- **Exercise directions**
Pull out each line of the data that includes the word "title".

- **Extracted entries**
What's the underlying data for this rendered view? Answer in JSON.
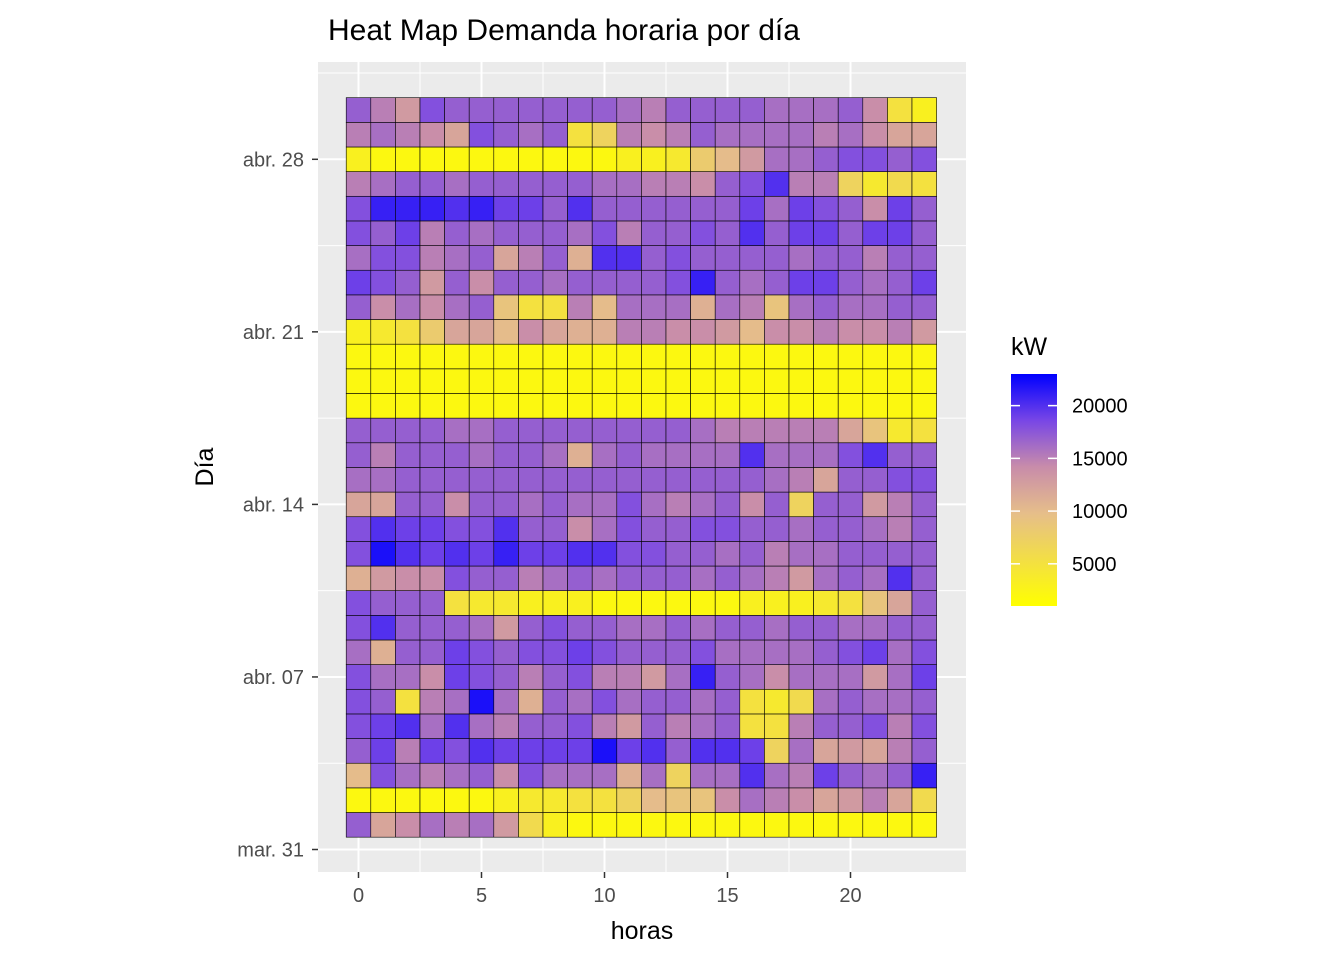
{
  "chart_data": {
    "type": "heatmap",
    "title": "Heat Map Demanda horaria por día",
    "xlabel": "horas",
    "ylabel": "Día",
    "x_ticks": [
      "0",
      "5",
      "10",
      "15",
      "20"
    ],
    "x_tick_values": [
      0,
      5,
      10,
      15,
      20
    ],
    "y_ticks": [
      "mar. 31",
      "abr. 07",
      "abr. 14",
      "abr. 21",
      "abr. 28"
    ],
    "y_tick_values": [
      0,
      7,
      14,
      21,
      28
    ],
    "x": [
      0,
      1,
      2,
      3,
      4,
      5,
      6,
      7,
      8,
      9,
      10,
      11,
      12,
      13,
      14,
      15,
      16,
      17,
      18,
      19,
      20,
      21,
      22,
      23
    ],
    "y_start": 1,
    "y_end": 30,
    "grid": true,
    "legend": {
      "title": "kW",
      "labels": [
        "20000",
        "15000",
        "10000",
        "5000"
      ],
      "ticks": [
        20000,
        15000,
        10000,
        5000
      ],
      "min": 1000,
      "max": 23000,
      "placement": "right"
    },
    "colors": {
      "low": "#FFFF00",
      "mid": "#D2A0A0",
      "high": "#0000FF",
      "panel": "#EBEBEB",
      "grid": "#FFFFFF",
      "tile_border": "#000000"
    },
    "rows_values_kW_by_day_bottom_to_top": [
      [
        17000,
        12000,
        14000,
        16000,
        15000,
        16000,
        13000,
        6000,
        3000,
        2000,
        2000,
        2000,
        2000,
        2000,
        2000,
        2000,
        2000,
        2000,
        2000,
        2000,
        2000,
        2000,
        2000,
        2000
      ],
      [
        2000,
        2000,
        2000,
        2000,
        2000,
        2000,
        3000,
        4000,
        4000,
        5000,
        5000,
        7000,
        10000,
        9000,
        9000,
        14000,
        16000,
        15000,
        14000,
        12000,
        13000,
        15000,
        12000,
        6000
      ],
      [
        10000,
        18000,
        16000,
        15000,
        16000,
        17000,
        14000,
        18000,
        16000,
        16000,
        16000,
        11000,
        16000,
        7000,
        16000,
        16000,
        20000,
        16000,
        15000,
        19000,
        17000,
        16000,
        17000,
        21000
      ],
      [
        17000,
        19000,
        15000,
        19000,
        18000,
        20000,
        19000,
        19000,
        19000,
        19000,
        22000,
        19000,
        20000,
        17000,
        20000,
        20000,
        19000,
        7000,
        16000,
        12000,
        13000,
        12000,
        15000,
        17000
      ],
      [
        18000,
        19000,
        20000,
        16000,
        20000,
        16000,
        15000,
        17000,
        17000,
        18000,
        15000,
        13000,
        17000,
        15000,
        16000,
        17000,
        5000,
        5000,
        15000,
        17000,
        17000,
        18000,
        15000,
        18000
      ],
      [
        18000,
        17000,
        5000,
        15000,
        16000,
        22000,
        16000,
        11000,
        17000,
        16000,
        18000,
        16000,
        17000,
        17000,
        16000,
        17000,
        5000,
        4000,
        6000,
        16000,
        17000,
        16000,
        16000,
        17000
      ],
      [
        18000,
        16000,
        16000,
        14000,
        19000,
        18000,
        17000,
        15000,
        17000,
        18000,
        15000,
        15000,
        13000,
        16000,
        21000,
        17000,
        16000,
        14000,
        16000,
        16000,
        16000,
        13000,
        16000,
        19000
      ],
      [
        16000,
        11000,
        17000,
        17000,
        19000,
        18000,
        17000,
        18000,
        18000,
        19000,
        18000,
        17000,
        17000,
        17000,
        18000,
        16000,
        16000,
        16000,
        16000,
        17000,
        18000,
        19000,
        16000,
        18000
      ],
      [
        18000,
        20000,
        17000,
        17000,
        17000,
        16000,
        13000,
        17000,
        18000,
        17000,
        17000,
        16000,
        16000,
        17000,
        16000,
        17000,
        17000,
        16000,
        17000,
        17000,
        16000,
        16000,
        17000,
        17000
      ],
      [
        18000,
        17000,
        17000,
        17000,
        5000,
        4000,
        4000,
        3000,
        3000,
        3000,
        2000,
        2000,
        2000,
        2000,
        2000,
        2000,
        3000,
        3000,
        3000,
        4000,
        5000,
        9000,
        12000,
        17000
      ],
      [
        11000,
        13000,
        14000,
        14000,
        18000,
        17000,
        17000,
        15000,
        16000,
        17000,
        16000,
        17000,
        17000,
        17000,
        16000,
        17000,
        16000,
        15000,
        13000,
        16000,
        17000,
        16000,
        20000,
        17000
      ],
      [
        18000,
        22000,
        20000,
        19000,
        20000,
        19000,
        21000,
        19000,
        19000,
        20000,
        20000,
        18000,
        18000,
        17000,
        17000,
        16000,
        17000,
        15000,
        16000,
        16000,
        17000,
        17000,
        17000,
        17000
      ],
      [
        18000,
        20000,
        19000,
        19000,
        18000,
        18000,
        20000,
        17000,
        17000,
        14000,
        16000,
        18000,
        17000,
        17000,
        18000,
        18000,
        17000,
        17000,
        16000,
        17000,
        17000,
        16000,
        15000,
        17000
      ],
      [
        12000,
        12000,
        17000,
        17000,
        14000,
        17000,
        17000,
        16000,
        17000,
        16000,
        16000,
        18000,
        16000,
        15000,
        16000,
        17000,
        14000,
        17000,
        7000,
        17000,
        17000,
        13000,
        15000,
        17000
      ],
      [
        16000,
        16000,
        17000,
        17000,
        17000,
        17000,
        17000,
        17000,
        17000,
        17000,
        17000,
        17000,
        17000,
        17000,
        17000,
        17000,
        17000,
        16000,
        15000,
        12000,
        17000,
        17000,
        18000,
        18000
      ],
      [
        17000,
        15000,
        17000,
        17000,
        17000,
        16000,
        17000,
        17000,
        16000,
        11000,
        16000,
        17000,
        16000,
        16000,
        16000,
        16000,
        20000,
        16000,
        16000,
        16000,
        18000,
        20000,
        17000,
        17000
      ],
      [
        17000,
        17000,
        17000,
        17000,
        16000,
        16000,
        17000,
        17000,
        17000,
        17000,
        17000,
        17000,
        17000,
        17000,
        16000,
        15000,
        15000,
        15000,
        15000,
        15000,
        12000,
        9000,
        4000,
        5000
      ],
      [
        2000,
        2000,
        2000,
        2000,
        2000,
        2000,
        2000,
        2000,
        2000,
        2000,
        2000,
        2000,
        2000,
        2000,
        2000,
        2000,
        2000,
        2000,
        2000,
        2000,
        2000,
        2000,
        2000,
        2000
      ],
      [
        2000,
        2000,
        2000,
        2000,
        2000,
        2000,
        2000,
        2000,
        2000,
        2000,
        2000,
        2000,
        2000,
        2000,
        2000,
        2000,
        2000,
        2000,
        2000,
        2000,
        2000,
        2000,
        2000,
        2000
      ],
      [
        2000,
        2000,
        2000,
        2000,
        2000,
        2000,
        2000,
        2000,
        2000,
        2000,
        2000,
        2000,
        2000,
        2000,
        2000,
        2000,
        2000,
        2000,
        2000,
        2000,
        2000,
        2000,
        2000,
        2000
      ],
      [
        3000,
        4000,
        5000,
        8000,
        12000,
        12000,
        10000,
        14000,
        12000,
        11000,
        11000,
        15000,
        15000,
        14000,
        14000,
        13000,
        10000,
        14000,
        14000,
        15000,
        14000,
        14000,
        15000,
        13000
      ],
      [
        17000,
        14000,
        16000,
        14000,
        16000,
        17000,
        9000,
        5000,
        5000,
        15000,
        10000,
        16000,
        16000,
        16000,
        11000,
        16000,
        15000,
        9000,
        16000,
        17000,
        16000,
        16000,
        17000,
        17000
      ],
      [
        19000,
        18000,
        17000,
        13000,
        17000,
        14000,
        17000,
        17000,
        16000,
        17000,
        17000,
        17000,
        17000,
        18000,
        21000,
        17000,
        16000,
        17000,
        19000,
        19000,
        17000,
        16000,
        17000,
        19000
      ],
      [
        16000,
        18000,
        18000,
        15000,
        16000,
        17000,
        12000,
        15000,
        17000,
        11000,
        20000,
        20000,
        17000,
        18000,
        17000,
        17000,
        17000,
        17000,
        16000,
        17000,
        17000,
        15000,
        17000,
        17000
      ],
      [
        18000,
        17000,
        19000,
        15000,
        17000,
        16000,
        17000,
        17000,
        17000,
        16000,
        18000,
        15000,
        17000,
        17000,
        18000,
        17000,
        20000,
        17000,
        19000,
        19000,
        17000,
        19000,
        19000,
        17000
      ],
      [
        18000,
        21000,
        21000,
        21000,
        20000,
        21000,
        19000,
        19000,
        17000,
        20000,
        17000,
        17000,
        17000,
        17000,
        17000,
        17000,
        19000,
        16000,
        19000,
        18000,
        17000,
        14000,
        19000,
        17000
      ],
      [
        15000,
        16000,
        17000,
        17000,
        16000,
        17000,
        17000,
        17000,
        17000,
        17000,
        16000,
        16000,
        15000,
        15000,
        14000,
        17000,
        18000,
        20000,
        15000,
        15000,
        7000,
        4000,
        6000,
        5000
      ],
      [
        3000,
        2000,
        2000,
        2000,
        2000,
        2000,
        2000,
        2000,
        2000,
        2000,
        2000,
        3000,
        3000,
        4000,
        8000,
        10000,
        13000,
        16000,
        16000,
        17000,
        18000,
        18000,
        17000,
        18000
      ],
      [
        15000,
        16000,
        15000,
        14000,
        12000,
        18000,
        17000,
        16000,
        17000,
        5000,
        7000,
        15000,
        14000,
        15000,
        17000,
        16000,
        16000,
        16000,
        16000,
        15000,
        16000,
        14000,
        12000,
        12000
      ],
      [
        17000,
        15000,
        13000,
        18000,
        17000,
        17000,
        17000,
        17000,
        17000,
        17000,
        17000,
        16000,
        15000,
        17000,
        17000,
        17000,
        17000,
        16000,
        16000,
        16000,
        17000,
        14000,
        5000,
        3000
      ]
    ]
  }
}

- **Task response**
    "title": "Heat Map Demanda horaria por día",
      "title": "kW",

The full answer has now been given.